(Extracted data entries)
---+---
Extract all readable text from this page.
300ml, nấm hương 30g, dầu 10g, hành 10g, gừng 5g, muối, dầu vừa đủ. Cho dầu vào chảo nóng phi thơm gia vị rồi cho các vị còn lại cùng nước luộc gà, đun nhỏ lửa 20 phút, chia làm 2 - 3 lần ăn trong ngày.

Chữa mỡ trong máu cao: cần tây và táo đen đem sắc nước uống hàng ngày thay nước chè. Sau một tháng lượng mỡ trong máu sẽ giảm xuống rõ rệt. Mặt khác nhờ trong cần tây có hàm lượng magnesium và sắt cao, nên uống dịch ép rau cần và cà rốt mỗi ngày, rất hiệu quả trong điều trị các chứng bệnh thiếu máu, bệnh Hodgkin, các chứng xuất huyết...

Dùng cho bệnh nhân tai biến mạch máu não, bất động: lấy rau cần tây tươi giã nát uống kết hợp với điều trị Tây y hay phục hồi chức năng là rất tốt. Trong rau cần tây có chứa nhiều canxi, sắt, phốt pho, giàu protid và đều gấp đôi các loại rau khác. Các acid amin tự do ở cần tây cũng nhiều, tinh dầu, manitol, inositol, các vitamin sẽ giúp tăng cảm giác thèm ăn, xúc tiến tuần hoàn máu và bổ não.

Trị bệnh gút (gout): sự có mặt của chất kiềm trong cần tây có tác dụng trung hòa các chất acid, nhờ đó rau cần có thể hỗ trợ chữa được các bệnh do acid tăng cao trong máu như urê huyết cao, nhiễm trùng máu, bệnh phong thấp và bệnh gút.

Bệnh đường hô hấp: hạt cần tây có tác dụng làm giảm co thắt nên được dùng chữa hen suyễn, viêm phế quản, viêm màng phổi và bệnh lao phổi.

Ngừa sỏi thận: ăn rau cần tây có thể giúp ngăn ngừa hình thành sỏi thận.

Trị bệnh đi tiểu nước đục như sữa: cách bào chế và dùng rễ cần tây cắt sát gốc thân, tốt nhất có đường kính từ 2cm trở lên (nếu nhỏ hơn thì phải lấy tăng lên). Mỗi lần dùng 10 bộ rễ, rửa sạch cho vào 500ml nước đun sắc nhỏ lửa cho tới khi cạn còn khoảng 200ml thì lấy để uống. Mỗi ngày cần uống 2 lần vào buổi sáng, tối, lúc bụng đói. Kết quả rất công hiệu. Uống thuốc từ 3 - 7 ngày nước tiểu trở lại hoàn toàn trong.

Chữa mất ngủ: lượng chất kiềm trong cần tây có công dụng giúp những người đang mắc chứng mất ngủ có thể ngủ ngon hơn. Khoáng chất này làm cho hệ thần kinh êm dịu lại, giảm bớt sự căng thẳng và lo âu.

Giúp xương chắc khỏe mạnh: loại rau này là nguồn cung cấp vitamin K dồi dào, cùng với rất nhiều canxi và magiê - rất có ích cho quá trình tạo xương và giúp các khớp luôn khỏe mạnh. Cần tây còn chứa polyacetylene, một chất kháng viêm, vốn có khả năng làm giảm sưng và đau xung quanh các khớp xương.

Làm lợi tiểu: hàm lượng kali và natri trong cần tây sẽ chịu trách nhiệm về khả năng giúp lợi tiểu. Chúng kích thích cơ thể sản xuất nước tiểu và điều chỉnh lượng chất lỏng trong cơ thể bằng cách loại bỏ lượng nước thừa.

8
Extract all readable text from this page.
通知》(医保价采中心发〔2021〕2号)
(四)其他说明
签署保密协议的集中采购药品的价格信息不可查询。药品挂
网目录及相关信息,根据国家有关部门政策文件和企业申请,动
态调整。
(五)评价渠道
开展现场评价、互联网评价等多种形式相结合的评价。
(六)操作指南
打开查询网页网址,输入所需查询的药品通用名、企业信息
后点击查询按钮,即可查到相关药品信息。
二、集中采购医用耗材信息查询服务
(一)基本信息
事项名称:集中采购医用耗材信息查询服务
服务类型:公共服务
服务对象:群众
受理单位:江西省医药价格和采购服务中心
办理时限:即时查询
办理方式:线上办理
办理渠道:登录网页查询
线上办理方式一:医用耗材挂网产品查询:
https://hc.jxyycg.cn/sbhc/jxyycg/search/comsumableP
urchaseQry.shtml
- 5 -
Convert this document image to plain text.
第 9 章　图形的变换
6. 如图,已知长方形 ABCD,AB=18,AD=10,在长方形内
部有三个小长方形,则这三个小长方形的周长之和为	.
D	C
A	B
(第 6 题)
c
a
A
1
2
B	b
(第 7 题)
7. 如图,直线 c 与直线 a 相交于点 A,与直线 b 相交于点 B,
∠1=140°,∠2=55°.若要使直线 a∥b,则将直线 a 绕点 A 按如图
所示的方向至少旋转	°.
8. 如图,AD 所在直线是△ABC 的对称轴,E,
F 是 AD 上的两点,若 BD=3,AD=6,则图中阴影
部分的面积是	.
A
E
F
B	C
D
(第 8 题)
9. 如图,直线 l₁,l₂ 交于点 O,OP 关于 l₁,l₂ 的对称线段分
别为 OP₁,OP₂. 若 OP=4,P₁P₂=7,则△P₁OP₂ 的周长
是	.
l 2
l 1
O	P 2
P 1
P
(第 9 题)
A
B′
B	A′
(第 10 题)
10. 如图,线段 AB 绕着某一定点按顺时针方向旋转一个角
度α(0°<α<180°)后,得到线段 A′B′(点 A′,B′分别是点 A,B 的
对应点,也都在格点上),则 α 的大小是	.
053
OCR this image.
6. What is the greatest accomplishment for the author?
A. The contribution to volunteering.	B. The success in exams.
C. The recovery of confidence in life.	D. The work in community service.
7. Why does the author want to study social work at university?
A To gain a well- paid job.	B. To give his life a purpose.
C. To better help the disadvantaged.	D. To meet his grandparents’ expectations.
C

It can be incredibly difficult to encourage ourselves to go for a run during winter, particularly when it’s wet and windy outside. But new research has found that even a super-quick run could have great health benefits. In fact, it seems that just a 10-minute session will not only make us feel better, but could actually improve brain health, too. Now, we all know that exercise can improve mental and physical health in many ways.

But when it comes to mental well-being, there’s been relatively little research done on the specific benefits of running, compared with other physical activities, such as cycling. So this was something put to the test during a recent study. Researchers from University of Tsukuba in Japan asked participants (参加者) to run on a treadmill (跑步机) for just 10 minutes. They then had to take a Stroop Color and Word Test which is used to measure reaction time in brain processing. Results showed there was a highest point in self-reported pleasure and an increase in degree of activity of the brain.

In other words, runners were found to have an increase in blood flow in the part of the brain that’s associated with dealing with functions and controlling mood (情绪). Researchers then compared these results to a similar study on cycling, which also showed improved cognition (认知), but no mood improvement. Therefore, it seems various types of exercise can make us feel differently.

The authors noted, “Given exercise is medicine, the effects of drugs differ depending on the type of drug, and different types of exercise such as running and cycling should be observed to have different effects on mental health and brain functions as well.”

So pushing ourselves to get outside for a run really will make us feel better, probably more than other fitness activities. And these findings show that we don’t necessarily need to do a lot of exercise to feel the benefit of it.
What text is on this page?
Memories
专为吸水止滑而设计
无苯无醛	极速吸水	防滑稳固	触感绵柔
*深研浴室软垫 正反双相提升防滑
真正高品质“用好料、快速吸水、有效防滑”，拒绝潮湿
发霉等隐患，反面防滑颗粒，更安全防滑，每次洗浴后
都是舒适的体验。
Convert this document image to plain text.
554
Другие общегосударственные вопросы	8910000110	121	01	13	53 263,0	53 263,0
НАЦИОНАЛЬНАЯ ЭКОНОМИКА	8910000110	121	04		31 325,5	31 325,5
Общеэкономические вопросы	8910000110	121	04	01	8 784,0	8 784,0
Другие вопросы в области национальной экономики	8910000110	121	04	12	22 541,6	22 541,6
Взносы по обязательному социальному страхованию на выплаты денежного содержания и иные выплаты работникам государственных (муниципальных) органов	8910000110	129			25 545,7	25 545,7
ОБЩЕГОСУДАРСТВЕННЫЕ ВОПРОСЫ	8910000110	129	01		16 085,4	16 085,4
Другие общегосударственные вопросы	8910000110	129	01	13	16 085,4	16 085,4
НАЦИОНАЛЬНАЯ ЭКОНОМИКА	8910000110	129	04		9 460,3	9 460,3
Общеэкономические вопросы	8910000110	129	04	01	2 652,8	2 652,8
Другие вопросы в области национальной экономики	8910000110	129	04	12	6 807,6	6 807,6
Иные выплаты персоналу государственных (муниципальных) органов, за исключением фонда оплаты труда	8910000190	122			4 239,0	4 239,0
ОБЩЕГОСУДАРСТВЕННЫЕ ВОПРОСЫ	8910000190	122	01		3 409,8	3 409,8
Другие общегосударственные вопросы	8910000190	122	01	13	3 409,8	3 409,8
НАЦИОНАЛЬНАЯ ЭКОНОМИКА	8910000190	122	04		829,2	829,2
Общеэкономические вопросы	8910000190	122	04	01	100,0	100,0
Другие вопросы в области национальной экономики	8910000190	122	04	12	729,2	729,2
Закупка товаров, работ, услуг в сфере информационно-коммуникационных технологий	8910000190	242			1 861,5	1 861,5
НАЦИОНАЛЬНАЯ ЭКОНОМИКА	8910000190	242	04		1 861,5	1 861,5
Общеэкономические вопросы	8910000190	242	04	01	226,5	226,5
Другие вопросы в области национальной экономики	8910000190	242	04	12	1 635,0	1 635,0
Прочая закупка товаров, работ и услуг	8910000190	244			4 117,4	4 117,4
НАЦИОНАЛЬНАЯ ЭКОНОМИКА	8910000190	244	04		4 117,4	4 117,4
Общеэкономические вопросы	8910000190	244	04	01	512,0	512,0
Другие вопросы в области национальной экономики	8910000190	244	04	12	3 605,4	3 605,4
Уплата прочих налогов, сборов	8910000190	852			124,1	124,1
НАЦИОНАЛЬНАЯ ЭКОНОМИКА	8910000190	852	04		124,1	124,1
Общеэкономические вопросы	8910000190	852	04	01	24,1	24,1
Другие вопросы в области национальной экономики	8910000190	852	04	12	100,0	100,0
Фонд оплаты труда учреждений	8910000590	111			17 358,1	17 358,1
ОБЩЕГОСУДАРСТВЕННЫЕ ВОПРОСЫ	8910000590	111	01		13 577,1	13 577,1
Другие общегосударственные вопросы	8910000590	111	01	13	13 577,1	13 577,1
---+---
### Task objective
Pull out all lines of the data with the string "экономики".

### Completed task
Другие вопросы в области национальной экономики	8910000110	121	04	12	22 541,6	22 541,6
Другие вопросы в области национальной экономики	8910000110	129	04	12	6 807,6	6 807,6
Другие вопросы в области национальной экономики	8910000190	122	04	12	729,2	729,2
Другие вопросы в области национальной экономики	8910000190	242	04	12	1 635,0	1 635,0
Другие вопросы в области национальной экономики	8910000190	244	04	12	3 605,4	3 605,4
Другие вопросы в области национальной экономики	8910000190	852	04	12	100,0	100,0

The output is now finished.